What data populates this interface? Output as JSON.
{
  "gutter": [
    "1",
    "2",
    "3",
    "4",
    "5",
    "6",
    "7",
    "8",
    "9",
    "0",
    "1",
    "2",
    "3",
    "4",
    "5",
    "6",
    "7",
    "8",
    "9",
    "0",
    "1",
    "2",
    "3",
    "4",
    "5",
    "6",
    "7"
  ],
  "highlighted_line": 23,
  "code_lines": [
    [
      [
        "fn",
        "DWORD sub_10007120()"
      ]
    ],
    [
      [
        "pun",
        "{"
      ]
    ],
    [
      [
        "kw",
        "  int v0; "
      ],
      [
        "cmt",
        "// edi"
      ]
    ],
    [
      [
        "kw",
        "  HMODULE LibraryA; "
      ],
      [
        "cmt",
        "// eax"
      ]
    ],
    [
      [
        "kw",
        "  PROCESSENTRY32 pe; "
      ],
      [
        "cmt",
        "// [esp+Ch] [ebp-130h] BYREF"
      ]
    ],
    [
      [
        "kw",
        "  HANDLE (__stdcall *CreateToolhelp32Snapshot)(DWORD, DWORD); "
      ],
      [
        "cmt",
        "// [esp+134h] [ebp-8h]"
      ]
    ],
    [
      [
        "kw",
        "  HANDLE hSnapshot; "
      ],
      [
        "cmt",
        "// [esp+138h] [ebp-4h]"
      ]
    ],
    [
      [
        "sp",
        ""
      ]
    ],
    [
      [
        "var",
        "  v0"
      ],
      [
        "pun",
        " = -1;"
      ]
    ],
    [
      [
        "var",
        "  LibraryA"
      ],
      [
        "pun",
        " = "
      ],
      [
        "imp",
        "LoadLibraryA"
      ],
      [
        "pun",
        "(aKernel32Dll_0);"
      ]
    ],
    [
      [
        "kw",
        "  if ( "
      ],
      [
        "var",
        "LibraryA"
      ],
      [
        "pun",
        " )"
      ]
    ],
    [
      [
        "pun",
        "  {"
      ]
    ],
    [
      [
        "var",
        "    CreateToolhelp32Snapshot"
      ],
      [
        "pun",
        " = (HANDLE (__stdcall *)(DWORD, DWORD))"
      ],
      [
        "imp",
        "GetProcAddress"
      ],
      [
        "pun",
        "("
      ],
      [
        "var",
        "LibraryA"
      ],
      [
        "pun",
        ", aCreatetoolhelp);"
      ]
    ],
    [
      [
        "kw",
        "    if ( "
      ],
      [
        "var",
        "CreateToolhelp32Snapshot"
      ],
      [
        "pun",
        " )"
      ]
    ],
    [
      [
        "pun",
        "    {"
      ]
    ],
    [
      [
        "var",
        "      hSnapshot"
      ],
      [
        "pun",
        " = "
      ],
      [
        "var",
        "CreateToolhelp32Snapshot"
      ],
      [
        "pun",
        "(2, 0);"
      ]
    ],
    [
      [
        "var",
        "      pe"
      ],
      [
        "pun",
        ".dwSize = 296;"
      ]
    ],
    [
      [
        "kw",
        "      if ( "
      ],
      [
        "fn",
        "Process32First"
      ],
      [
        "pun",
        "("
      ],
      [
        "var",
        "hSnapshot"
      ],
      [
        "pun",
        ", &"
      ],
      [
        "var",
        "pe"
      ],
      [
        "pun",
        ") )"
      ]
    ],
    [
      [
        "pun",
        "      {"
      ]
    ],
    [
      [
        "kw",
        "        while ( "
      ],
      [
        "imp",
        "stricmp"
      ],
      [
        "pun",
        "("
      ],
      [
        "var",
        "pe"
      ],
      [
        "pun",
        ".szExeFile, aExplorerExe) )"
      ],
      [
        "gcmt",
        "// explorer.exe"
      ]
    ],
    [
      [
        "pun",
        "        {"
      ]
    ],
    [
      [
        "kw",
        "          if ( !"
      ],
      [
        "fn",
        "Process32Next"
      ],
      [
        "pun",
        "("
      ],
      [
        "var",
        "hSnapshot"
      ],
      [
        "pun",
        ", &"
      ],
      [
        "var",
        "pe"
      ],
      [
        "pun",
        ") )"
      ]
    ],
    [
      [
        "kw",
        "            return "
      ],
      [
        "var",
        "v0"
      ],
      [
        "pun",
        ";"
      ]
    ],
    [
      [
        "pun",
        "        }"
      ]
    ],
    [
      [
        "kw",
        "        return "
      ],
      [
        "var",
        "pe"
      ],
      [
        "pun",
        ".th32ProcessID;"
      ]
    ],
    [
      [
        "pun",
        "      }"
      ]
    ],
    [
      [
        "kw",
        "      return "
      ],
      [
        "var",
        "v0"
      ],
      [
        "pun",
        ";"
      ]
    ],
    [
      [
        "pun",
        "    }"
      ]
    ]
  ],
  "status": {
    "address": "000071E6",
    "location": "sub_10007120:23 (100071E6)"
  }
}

== == ==

Exercise brief |
How many of these lines contain "DWORD"? Write only the number.

Solution for this task |
3